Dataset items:
++++++++

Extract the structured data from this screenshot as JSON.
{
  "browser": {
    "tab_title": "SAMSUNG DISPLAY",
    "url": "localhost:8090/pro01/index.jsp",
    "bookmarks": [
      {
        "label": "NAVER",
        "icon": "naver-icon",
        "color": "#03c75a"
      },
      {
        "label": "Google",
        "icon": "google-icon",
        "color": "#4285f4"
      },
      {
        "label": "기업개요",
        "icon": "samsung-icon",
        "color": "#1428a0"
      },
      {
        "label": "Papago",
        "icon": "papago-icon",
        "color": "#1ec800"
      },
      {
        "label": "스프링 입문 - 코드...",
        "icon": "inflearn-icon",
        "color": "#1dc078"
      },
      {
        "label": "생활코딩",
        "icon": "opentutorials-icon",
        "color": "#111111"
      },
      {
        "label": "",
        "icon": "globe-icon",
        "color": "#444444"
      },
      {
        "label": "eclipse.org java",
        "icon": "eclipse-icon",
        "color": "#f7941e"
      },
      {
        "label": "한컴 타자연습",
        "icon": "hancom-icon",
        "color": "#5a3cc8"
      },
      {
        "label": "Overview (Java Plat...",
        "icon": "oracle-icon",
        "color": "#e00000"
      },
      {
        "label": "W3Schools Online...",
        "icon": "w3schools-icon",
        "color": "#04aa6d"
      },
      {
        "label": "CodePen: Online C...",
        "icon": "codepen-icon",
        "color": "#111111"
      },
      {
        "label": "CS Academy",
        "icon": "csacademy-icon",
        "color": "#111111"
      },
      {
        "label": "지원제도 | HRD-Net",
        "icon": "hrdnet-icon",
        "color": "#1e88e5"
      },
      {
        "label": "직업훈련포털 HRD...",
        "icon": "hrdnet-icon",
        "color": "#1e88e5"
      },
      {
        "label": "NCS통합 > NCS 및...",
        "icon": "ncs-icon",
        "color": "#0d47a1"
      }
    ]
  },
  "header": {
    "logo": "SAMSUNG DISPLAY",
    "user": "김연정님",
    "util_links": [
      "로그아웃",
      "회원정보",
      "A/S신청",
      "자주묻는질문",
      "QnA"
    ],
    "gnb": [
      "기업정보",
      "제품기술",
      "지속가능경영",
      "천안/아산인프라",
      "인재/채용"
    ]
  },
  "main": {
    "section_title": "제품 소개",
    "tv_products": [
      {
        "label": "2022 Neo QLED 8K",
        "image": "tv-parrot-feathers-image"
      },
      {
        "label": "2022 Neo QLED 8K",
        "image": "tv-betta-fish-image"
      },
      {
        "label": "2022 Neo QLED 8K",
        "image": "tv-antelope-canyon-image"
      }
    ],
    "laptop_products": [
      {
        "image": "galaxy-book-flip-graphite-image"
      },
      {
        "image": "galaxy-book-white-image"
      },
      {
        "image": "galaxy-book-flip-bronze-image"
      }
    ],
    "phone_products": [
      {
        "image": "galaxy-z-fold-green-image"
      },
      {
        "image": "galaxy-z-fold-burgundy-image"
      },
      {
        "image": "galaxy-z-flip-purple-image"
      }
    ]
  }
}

++++++++

__What the exercise asks__.
Collect, from the material above, every line containing the word "DISPLAY".

__Response to this exercise__.
    "tab_title": "SAMSUNG DISPLAY",
    "logo": "SAMSUNG DISPLAY",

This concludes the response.